### Atividade A
Transcreva do texto sobre a escravidão moderna todo o trecho que vai de "acabar de uma" até "vítimas desse crime.".
### Atividade B
Prossiga a redação do texto sobre a escravidão moderna a partir da última frase apresentada.

Escravidão moderna no mundo atinge 5,4 pessoas a cada 1000
Há uma luta mundial contra o trabalho escravo, mal que afeta mais mulheres e criancas
05-12-2019 19:25:13 (531 acessos)
Erradicação das formas contemporâneas de escravidão, como tráfico de pessoas; exploração sexual; casamento forçado e recrutamento de crianças para uso em conflitos armados. São desafios que preocupam governos e a Organização Internacional do Trabalho (OIT), que apesar dos esforços, continuam a crescer pelo mundo. Pior ainda é a informação que 25% das vítimas são crianças e um mal que atinge pelo menos 5,4 em cada 1000 pessoas.

Já dura mais de 5 décadas a luta para salvar seres humanos desse tipo de dominação. Vem desde que a Assembleia Geral da ONU, criou a Convenção das Nações Unidas para a Supressão do Tráfico de Pessoas e a Exploração da Prostituição.. De acordo com as Nações Unidas, cerca de 25% das vítimas desse tipo de abuso são crianças.

Em 2019, o foco do Dia Internacional para a Abolição da Escravidão é

acabar de uma vez com esse tipo de exploração humana. Indicam os

técnicos da ONU que a escravidão mudou e se manifestou de diferentes

maneiras ao longo da história. Segundo a OIT, mais de 40 milhões de

pessoas em todo o mundo ainda são vítimas desse crime.

Itens de um conjunto de dados:
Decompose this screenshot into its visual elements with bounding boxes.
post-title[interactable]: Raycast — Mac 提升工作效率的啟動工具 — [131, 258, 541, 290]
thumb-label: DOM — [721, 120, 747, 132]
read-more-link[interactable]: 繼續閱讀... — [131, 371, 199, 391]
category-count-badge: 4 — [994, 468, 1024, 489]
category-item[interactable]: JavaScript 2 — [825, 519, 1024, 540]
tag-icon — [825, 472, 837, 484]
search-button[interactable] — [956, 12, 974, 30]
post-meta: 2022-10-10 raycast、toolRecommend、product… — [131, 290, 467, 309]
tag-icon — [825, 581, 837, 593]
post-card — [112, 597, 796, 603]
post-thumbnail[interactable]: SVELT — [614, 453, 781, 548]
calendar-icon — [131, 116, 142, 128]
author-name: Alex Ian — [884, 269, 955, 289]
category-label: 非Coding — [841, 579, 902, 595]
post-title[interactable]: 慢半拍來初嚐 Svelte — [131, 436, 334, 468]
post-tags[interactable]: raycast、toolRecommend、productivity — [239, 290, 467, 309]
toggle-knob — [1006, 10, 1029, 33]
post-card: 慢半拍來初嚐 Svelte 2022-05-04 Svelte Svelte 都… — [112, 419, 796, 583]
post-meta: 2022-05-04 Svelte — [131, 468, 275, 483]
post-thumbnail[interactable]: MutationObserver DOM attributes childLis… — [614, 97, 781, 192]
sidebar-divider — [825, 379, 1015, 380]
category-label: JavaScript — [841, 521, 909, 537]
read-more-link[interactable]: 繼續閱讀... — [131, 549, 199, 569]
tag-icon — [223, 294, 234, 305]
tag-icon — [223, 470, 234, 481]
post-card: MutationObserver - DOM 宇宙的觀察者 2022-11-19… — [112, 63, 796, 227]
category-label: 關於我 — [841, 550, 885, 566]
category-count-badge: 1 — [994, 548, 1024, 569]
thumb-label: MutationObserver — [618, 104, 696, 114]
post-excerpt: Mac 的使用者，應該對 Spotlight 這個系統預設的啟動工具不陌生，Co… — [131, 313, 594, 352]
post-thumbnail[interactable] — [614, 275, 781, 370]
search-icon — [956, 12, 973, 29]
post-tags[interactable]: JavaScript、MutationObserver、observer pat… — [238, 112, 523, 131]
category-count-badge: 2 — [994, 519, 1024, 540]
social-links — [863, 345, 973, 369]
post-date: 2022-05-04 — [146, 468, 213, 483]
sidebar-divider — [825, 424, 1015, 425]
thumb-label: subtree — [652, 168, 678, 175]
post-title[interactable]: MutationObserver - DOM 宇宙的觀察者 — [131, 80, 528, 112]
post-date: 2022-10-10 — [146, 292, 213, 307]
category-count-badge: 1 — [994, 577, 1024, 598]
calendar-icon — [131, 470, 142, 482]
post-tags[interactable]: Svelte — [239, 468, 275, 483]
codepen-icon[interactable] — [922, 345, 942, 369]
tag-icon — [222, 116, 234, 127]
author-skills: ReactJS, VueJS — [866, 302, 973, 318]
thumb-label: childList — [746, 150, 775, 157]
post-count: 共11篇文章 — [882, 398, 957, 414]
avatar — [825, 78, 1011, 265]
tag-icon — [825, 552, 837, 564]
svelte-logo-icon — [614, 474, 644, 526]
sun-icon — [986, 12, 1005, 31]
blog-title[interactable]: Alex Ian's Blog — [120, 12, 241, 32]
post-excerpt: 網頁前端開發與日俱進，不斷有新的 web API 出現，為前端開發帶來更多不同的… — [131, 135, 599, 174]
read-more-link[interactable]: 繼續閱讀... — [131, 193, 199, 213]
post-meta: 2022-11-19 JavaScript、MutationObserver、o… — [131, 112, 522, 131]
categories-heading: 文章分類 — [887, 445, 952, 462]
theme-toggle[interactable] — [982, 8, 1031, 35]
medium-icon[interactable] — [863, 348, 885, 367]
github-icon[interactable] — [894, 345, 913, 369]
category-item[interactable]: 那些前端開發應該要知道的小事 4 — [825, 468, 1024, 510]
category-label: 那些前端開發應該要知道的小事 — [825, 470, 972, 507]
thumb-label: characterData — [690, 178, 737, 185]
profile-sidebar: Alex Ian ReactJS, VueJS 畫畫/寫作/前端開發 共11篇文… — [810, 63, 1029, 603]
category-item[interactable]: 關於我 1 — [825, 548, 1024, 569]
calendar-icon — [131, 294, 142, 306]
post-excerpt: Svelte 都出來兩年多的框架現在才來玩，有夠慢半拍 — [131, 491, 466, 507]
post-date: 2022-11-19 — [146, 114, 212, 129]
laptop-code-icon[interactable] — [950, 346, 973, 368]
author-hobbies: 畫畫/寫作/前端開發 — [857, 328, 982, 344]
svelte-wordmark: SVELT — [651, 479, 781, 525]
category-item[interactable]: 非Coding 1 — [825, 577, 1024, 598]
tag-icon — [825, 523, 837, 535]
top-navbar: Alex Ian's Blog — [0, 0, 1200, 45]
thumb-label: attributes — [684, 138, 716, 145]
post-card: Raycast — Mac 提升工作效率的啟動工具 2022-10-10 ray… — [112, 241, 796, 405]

### Resposta do exercício A
acabar de uma vez com esse tipo de exploração humana. Indicam os

técnicos da ONU que a escravidão mudou e se manifestou de diferentes

maneiras ao longo da história. Segundo a OIT, mais de 40 milhões de

pessoas em todo o mundo ainda são vítimas desse crime.

### Resposta do exercício B
O termo escravidão contemporânea abrange práticas como trabalho forçado, servidão por dívida e tráfico de seres humanos. Essencialmente, refere-se a situações de exploração que uma pessoa não pode recusar ou deixar devido a ameaças, violência, coerção, engano e abuso de poder.

De acordo com a Organização, 50 milhões de crianças estão sujeitas ao trabalho infantil, representando quase uma em cada 10 no cenário internacional.

Dos 24,9 milhões de pessoas em situação de trabalho forçado, 16 milhões são exploradas no setor privado, como trabalho doméstico e trabalhos na construção ou agricultura.

A exploração sexual forçada afeta 4,8 milhões de pessoas, e outros 4 milhões enfrentam trabalho forçado imposto por autoridades estatais.

Mulheres e meninas são desproporcionalmente afetadas, representando 99% das vítimas na indústria comercial do sexo e 58% em outros setores.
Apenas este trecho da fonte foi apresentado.